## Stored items
::::

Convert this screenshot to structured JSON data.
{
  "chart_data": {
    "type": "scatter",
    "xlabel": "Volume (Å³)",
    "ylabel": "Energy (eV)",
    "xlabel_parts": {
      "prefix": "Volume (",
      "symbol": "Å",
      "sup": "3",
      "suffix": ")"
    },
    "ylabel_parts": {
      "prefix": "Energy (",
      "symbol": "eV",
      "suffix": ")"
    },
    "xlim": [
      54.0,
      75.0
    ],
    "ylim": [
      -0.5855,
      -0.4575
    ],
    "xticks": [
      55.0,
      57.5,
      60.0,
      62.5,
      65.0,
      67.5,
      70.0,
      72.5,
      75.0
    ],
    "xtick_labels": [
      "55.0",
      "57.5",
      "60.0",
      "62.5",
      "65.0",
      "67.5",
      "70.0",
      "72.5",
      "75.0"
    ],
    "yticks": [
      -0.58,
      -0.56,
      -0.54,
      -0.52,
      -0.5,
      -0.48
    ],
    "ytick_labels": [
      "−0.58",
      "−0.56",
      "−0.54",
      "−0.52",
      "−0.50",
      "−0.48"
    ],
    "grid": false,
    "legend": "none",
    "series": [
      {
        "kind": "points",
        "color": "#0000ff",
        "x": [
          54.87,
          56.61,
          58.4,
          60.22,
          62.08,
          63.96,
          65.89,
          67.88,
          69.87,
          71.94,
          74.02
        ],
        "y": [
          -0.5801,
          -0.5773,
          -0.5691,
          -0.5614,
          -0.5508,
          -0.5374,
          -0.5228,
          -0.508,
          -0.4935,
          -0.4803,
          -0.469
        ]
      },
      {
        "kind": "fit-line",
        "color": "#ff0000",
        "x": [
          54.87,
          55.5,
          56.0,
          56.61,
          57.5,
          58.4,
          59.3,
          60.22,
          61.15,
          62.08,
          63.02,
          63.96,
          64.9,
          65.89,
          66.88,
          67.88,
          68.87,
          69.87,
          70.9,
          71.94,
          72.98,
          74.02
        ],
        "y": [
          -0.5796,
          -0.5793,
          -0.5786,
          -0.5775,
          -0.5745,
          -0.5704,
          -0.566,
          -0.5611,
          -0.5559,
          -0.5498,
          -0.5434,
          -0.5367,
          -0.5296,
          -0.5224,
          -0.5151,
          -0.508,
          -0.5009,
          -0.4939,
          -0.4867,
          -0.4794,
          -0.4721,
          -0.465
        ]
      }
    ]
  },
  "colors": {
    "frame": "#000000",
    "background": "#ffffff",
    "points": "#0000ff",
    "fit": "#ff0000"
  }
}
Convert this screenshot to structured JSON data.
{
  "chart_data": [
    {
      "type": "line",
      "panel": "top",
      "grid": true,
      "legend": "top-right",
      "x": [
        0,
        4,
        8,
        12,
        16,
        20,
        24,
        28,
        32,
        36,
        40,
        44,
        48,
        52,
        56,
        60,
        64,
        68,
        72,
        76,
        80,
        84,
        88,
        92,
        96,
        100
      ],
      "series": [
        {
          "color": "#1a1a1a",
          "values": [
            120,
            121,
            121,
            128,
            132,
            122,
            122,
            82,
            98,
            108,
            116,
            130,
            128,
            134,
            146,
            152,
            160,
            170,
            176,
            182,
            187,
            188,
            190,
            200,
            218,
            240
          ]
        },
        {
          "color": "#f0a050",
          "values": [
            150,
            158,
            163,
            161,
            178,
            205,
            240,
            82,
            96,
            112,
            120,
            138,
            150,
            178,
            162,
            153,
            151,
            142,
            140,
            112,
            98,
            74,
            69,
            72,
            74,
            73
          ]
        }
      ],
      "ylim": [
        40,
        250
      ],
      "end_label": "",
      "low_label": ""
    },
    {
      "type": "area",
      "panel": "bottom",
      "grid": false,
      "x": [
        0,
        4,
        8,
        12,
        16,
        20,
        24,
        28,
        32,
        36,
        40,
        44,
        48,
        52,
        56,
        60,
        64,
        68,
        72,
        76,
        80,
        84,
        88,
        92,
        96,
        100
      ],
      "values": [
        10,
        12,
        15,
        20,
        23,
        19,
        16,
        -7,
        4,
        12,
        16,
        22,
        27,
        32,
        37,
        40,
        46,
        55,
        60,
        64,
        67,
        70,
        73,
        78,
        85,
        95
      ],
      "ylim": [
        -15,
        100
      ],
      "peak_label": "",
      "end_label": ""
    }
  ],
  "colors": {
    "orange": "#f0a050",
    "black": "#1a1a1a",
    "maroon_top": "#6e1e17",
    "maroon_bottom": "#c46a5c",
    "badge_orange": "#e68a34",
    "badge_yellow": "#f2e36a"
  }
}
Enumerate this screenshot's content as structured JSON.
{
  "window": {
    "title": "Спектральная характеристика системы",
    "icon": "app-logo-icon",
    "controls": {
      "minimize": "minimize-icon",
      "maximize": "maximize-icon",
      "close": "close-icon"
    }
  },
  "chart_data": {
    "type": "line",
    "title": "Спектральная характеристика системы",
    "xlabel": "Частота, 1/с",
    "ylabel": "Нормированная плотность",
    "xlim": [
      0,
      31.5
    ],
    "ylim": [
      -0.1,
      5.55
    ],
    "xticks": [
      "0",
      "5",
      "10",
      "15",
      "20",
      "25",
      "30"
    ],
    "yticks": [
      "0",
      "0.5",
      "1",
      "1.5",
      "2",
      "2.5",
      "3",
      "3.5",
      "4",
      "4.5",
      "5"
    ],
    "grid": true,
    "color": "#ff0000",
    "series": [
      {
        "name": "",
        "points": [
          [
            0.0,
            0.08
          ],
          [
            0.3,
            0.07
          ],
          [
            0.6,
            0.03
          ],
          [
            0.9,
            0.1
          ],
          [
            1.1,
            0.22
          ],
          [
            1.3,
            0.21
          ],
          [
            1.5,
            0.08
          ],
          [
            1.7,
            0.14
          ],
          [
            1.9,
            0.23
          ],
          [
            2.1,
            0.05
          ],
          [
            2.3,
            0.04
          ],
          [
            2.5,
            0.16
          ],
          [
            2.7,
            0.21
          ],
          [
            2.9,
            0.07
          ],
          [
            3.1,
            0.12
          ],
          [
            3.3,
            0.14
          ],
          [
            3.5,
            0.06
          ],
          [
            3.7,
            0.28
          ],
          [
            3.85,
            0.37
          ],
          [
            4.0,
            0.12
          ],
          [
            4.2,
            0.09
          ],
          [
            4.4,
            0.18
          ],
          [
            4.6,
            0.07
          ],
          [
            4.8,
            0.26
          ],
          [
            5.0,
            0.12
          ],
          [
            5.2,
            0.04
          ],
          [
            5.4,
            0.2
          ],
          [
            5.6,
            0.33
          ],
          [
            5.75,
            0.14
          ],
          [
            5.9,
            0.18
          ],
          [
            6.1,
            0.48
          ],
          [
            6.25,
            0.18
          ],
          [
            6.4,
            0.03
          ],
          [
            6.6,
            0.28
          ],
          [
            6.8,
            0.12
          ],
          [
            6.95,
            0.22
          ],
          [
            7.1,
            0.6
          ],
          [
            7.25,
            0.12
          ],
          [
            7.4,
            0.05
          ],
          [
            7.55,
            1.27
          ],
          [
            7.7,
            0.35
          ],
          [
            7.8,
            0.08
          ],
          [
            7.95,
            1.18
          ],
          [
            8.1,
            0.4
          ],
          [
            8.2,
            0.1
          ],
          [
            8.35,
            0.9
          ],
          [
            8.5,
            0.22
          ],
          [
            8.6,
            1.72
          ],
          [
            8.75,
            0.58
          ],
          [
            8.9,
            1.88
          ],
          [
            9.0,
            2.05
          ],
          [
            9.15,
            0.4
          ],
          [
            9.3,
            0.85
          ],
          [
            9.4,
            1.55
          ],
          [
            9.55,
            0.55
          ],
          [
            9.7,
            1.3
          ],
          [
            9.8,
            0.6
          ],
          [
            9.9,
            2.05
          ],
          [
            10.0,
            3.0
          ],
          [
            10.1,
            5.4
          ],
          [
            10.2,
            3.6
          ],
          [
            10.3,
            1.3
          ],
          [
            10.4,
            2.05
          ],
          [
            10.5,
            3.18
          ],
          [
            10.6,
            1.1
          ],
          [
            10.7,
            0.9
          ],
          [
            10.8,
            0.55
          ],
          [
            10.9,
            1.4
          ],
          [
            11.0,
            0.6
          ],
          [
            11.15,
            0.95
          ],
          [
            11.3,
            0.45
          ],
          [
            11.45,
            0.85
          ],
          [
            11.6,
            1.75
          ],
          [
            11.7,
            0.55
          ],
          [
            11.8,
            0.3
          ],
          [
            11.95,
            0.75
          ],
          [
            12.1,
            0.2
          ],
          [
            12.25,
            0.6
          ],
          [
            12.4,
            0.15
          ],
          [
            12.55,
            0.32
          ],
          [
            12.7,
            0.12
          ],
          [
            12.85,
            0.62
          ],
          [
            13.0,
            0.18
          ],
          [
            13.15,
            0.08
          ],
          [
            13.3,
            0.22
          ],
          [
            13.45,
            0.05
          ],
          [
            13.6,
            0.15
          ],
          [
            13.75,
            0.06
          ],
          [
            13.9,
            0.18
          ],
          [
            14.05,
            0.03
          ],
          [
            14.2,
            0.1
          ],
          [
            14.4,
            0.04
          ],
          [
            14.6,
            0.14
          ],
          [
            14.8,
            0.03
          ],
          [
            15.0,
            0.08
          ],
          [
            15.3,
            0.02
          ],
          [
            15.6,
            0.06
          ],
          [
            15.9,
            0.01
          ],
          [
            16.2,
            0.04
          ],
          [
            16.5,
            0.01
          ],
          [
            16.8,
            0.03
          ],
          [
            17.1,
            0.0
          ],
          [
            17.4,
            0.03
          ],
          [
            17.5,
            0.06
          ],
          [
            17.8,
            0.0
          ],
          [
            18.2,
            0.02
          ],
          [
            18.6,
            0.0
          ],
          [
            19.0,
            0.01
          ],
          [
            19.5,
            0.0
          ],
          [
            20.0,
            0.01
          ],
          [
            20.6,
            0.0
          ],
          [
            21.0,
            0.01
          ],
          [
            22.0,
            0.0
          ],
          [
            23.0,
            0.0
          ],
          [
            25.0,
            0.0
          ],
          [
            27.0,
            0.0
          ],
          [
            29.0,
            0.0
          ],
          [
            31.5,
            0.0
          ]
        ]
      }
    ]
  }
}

::::

## Task to complete
Search the lines for "grid". Copy each line that has it.

## Solution to this problem
    "grid": false,
      "grid": true,
      "grid": false,
    "grid": true,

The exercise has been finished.